▶ DIRECTIONS
Print each line exactly as it is given.
──────── DATA FOR THIS EXERCISE ────────
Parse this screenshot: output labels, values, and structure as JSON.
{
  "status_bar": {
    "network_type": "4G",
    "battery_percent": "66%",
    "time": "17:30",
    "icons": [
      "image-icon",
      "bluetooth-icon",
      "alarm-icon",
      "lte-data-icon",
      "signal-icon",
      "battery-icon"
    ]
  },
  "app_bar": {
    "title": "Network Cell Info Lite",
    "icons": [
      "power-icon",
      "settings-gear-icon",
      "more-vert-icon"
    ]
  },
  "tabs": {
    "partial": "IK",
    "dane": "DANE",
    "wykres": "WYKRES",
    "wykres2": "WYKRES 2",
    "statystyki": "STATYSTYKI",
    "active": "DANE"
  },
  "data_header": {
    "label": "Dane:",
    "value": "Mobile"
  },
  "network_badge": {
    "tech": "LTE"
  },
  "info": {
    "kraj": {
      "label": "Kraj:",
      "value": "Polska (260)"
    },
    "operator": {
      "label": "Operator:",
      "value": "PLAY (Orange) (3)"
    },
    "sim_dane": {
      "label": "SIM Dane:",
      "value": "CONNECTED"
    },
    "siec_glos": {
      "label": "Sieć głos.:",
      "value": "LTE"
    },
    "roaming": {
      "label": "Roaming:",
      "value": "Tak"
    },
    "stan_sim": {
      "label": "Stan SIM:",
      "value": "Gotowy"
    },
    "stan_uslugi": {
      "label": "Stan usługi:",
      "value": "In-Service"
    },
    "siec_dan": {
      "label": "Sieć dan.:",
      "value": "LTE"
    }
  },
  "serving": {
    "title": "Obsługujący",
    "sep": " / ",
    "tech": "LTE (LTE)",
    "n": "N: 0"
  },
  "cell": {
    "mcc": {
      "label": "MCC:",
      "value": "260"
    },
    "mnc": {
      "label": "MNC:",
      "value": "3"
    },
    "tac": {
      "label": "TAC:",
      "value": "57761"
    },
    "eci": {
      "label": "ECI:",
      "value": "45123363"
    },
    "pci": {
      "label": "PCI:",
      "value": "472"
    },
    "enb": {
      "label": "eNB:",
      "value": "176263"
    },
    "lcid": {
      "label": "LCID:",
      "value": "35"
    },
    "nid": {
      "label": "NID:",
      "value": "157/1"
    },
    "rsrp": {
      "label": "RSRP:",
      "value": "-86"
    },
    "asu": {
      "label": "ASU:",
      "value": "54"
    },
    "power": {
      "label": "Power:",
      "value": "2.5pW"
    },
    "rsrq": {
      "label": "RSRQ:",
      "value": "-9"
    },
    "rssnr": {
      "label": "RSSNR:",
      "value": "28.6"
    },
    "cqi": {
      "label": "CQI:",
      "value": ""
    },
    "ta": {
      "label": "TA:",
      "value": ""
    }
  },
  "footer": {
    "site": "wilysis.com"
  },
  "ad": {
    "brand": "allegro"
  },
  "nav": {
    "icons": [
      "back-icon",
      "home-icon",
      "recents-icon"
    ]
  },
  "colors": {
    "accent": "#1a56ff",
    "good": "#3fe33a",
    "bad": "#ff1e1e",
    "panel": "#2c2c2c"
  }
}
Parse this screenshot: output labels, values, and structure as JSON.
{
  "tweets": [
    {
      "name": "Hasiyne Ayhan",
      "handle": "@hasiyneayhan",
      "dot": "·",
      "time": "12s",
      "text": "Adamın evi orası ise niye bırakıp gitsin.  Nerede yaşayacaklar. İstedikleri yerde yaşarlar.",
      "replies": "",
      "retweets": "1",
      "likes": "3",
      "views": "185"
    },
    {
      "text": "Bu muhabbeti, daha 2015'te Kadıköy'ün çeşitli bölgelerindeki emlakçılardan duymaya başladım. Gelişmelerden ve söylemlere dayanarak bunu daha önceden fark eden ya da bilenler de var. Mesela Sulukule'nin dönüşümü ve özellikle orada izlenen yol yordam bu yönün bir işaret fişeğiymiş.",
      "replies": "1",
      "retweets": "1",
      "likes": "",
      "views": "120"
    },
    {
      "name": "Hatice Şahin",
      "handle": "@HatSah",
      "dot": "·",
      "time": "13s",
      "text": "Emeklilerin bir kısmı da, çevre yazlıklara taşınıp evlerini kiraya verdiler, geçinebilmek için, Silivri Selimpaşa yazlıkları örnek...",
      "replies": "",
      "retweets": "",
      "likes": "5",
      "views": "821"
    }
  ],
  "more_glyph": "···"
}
────────
▶ SOLUTION BELOW
Parse this screenshot: output labels, values, and structure as JSON.
{
  "status_bar": {
    "network_type": "4G",
    "battery_percent": "66%",
    "time": "17:30",
    "icons": [
      "image-icon",
      "bluetooth-icon",
      "alarm-icon",
      "lte-data-icon",
      "signal-icon",
      "battery-icon"
    ]
  },
  "app_bar": {
    "title": "Network Cell Info Lite",
    "icons": [
      "power-icon",
      "settings-gear-icon",
      "more-vert-icon"
    ]
  },
  "tabs": {
    "partial": "IK",
    "dane": "DANE",
    "wykres": "WYKRES",
    "wykres2": "WYKRES 2",
    "statystyki": "STATYSTYKI",
    "active": "DANE"
  },
  "data_header": {
    "label": "Dane:",
    "value": "Mobile"
  },
  "network_badge": {
    "tech": "LTE"
  },
  "info": {
    "kraj": {
      "label": "Kraj:",
      "value": "Polska (260)"
    },
    "operator": {
      "label": "Operator:",
      "value": "PLAY (Orange) (3)"
    },
    "sim_dane": {
      "label": "SIM Dane:",
      "value": "CONNECTED"
    },
    "siec_glos": {
      "label": "Sieć głos.:",
      "value": "LTE"
    },
    "roaming": {
      "label": "Roaming:",
      "value": "Tak"
    },
    "stan_sim": {
      "label": "Stan SIM:",
      "value": "Gotowy"
    },
    "stan_uslugi": {
      "label": "Stan usługi:",
      "value": "In-Service"
    },
    "siec_dan": {
      "label": "Sieć dan.:",
      "value": "LTE"
    }
  },
  "serving": {
    "title": "Obsługujący",
    "sep": " / ",
    "tech": "LTE (LTE)",
    "n": "N: 0"
  },
  "cell": {
    "mcc": {
      "label": "MCC:",
      "value": "260"
    },
    "mnc": {
      "label": "MNC:",
      "value": "3"
    },
    "tac": {
      "label": "TAC:",
      "value": "57761"
    },
    "eci": {
      "label": "ECI:",
      "value": "45123363"
    },
    "pci": {
      "label": "PCI:",
      "value": "472"
    },
    "enb": {
      "label": "eNB:",
      "value": "176263"
    },
    "lcid": {
      "label": "LCID:",
      "value": "35"
    },
    "nid": {
      "label": "NID:",
      "value": "157/1"
    },
    "rsrp": {
      "label": "RSRP:",
      "value": "-86"
    },
    "asu": {
      "label": "ASU:",
      "value": "54"
    },
    "power": {
      "label": "Power:",
      "value": "2.5pW"
    },
    "rsrq": {
      "label": "RSRQ:",
      "value": "-9"
    },
    "rssnr": {
      "label": "RSSNR:",
      "value": "28.6"
    },
    "cqi": {
      "label": "CQI:",
      "value": ""
    },
    "ta": {
      "label": "TA:",
      "value": ""
    }
  },
  "footer": {
    "site": "wilysis.com"
  },
  "ad": {
    "brand": "allegro"
  },
  "nav": {
    "icons": [
      "back-icon",
      "home-icon",
      "recents-icon"
    ]
  },
  "colors": {
    "accent": "#1a56ff",
    "good": "#3fe33a",
    "bad": "#ff1e1e",
    "panel": "#2c2c2c"
  }
}
Parse this screenshot: output labels, values, and structure as JSON.
{
  "tweets": [
    {
      "name": "Hasiyne Ayhan",
      "handle": "@hasiyneayhan",
      "dot": "·",
      "time": "12s",
      "text": "Adamın evi orası ise niye bırakıp gitsin.  Nerede yaşayacaklar. İstedikleri yerde yaşarlar.",
      "replies": "",
      "retweets": "1",
      "likes": "3",
      "views": "185"
    },
    {
      "text": "Bu muhabbeti, daha 2015'te Kadıköy'ün çeşitli bölgelerindeki emlakçılardan duymaya başladım. Gelişmelerden ve söylemlere dayanarak bunu daha önceden fark eden ya da bilenler de var. Mesela Sulukule'nin dönüşümü ve özellikle orada izlenen yol yordam bu yönün bir işaret fişeğiymiş.",
      "replies": "1",
      "retweets": "1",
      "likes": "",
      "views": "120"
    },
    {
      "name": "Hatice Şahin",
      "handle": "@HatSah",
      "dot": "·",
      "time": "13s",
      "text": "Emeklilerin bir kısmı da, çevre yazlıklara taşınıp evlerini kiraya verdiler, geçinebilmek için, Silivri Selimpaşa yazlıkları örnek...",
      "replies": "",
      "retweets": "",
      "likes": "5",
      "views": "821"
    }
  ],
  "more_glyph": "···"
}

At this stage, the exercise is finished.